### DIRECTIONS
Return each line holding the string "masyarakat".

Dataset entries
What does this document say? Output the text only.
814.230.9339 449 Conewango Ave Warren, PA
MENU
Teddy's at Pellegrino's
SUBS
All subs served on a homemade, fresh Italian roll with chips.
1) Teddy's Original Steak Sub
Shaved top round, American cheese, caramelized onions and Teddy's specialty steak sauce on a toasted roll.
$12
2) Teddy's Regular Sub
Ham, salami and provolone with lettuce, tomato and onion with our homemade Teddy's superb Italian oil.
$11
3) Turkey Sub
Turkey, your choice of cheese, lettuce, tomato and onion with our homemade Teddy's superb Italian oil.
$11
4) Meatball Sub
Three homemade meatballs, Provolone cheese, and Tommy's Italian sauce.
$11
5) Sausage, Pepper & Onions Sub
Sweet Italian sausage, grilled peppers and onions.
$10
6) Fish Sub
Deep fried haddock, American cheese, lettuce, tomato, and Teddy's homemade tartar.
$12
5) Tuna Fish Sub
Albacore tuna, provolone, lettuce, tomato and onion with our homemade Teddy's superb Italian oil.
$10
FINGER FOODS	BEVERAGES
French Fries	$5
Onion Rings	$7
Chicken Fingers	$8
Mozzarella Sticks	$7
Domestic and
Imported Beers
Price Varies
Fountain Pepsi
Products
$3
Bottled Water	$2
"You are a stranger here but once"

---

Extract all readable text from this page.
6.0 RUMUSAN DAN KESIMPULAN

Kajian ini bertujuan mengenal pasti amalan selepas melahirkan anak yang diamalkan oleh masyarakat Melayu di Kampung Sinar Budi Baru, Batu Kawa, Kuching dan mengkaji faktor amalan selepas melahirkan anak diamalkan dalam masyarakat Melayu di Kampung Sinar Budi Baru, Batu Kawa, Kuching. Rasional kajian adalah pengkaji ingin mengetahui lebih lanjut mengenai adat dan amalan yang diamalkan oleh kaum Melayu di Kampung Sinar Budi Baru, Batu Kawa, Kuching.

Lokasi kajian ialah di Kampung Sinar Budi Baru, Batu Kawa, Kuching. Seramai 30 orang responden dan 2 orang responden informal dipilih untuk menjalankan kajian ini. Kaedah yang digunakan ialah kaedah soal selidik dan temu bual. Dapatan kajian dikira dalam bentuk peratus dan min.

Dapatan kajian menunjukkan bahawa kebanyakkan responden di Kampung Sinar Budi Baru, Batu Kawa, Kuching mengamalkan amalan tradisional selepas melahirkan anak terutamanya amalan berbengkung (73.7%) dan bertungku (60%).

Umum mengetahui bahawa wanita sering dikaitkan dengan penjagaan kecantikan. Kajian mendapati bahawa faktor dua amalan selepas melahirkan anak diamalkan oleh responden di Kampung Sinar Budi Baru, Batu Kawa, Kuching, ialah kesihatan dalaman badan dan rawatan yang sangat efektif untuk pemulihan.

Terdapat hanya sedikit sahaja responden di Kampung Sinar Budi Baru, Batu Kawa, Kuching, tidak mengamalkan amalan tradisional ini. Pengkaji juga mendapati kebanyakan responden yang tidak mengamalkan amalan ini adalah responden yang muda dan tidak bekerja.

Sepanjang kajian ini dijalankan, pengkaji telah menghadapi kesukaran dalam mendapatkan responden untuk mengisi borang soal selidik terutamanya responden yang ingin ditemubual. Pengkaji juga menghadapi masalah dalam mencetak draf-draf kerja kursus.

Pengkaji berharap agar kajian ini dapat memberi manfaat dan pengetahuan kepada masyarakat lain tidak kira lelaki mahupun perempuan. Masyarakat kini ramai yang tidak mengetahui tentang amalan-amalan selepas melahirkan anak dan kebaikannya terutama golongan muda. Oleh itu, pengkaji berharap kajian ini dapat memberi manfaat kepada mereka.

### WRITTEN RESPONSE
Kajian ini bertujuan mengenal pasti amalan selepas melahirkan anak yang diamalkan oleh masyarakat Melayu di Kampung Sinar Budi Baru, Batu Kawa, Kuching dan mengkaji faktor amalan selepas melahirkan anak diamalkan dalam masyarakat Melayu di Kampung Sinar Budi Baru, Batu Kawa, Kuching. Rasional kajian adalah pengkaji ingin mengetahui lebih lanjut mengenai adat dan amalan yang diamalkan oleh kaum Melayu di Kampung Sinar Budi Baru, Batu Kawa, Kuching.
Pengkaji berharap agar kajian ini dapat memberi manfaat dan pengetahuan kepada masyarakat lain tidak kira lelaki mahupun perempuan. Masyarakat kini ramai yang tidak mengetahui tentang amalan-amalan selepas melahirkan anak dan kebaikannya terutama golongan muda. Oleh itu, pengkaji berharap kajian ini dapat memberi manfaat kepada mereka.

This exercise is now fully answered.